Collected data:
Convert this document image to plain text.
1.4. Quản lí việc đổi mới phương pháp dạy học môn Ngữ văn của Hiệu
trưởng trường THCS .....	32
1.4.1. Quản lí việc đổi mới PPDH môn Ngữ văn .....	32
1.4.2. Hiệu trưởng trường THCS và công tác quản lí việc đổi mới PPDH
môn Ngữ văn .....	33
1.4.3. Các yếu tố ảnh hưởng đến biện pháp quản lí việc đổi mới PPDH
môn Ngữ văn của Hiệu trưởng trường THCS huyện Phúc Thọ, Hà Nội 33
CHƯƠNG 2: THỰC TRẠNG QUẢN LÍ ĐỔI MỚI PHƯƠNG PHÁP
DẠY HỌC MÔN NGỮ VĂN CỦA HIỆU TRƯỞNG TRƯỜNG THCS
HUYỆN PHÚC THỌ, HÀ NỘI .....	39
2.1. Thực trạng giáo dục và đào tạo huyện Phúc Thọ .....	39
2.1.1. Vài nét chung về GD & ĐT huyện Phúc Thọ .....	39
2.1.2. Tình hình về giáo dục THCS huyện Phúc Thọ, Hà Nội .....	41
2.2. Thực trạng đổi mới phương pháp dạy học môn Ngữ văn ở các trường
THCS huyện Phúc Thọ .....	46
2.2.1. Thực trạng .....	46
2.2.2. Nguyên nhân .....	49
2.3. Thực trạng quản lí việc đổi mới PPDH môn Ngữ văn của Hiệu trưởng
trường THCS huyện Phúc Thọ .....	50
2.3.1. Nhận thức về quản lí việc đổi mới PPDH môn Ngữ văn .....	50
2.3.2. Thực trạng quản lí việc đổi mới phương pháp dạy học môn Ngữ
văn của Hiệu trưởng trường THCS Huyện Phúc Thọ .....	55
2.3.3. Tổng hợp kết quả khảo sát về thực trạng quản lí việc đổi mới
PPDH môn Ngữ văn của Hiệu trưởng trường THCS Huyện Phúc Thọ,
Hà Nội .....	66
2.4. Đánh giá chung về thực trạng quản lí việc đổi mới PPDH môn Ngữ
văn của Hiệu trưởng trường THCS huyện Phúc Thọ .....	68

## [Objective]
Repeat all the entries word for word.

## [Task output]
Convert this document image to plain text.
1.4. Quản lí việc đổi mới phương pháp dạy học môn Ngữ văn của Hiệu
trưởng trường THCS .....	32
1.4.1. Quản lí việc đổi mới PPDH môn Ngữ văn .....	32
1.4.2. Hiệu trưởng trường THCS và công tác quản lí việc đổi mới PPDH
môn Ngữ văn .....	33
1.4.3. Các yếu tố ảnh hưởng đến biện pháp quản lí việc đổi mới PPDH
môn Ngữ văn của Hiệu trưởng trường THCS huyện Phúc Thọ, Hà Nội 33
CHƯƠNG 2: THỰC TRẠNG QUẢN LÍ ĐỔI MỚI PHƯƠNG PHÁP
DẠY HỌC MÔN NGỮ VĂN CỦA HIỆU TRƯỞNG TRƯỜNG THCS
HUYỆN PHÚC THỌ, HÀ NỘI .....	39
2.1. Thực trạng giáo dục và đào tạo huyện Phúc Thọ .....	39
2.1.1. Vài nét chung về GD & ĐT huyện Phúc Thọ .....	39
2.1.2. Tình hình về giáo dục THCS huyện Phúc Thọ, Hà Nội .....	41
2.2. Thực trạng đổi mới phương pháp dạy học môn Ngữ văn ở các trường
THCS huyện Phúc Thọ .....	46
2.2.1. Thực trạng .....	46
2.2.2. Nguyên nhân .....	49
2.3. Thực trạng quản lí việc đổi mới PPDH môn Ngữ văn của Hiệu trưởng
trường THCS huyện Phúc Thọ .....	50
2.3.1. Nhận thức về quản lí việc đổi mới PPDH môn Ngữ văn .....	50
2.3.2. Thực trạng quản lí việc đổi mới phương pháp dạy học môn Ngữ
văn của Hiệu trưởng trường THCS Huyện Phúc Thọ .....	55
2.3.3. Tổng hợp kết quả khảo sát về thực trạng quản lí việc đổi mới
PPDH môn Ngữ văn của Hiệu trưởng trường THCS Huyện Phúc Thọ,
Hà Nội .....	66
2.4. Đánh giá chung về thực trạng quản lí việc đổi mới PPDH môn Ngữ
văn của Hiệu trưởng trường THCS huyện Phúc Thọ .....	68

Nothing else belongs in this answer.